Collect all lines below with the string "provided".
══════
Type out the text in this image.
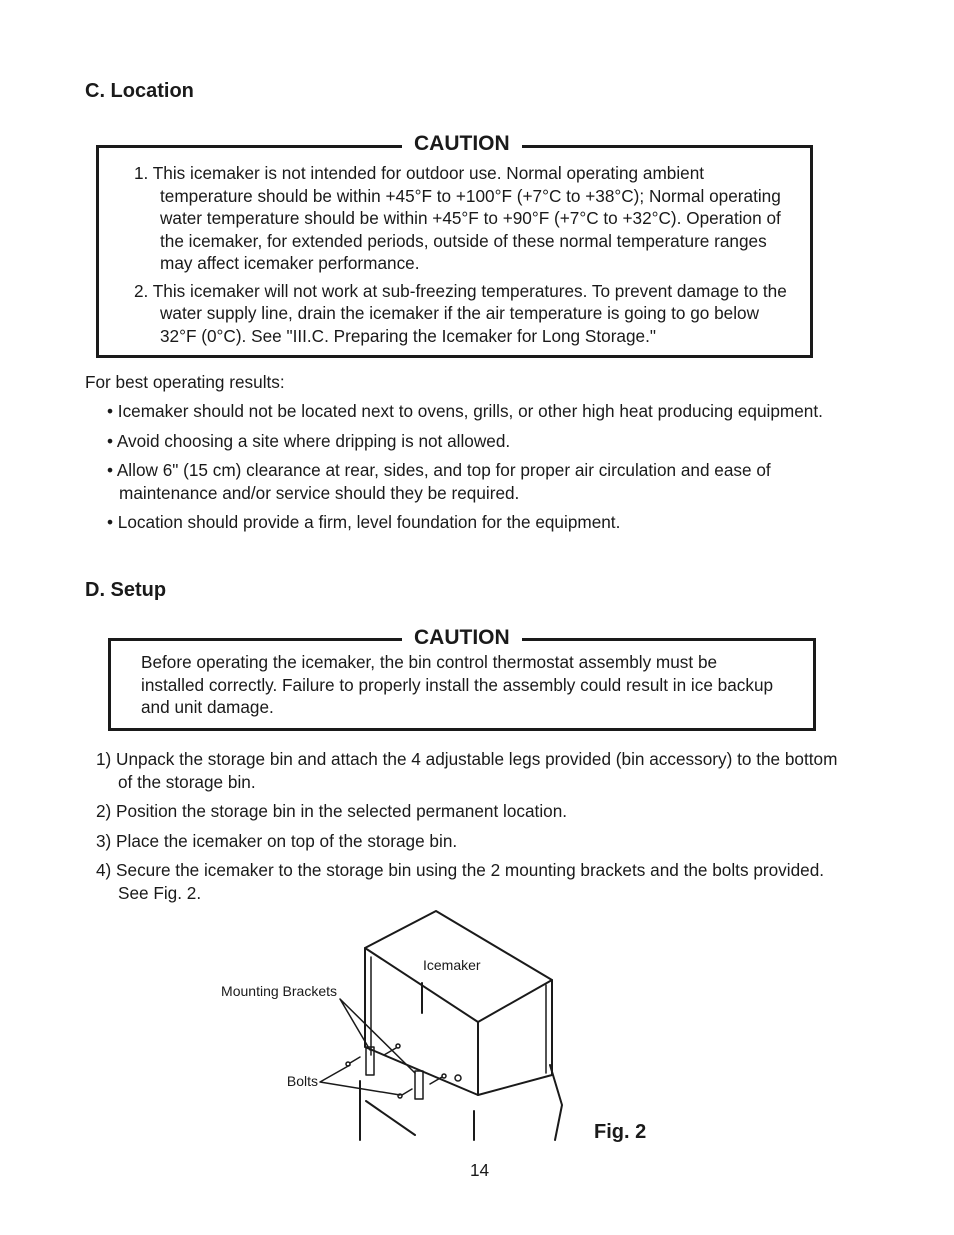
C. Location
CAUTION
1. This icemaker is not intended for outdoor use. Normal operating ambient temperature should be within +45°F to +100°F (+7°C to +38°C); Normal operating water temperature should be within +45°F to +90°F (+7°C to +32°C). Operation of the icemaker, for extended periods, outside of these normal temperature ranges may affect icemaker performance.
2. This icemaker will not work at sub-freezing temperatures. To prevent damage to the water supply line, drain the icemaker if the air temperature is going to go below 32°F (0°C). See "III.C. Preparing the Icemaker for Long Storage."
For best operating results:
• Icemaker should not be located next to ovens, grills, or other high heat producing equipment.
• Avoid choosing a site where dripping is not allowed.
• Allow 6" (15 cm) clearance at rear, sides, and top for proper air circulation and ease of maintenance and/or service should they be required.
• Location should provide a firm, level foundation for the equipment.
D. Setup
CAUTION
Before operating the icemaker, the bin control thermostat assembly must be installed correctly. Failure to properly install the assembly could result in ice backup and unit damage.
1) Unpack the storage bin and attach the 4 adjustable legs provided (bin accessory) to the bottom of the storage bin.
2) Position the storage bin in the selected permanent location.
3) Place the icemaker on top of the storage bin.
4) Secure the icemaker to the storage bin using the 2 mounting brackets and the bolts provided. See Fig. 2.
Icemaker
Mounting Brackets
Bolts
Fig. 2
14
══════
* THE RESULT
1) Unpack the storage bin and attach the 4 adjustable legs provided (bin accessory) to the bottom of the storage bin.
4) Secure the icemaker to the storage bin using the 2 mounting brackets and the bolts provided. See Fig. 2.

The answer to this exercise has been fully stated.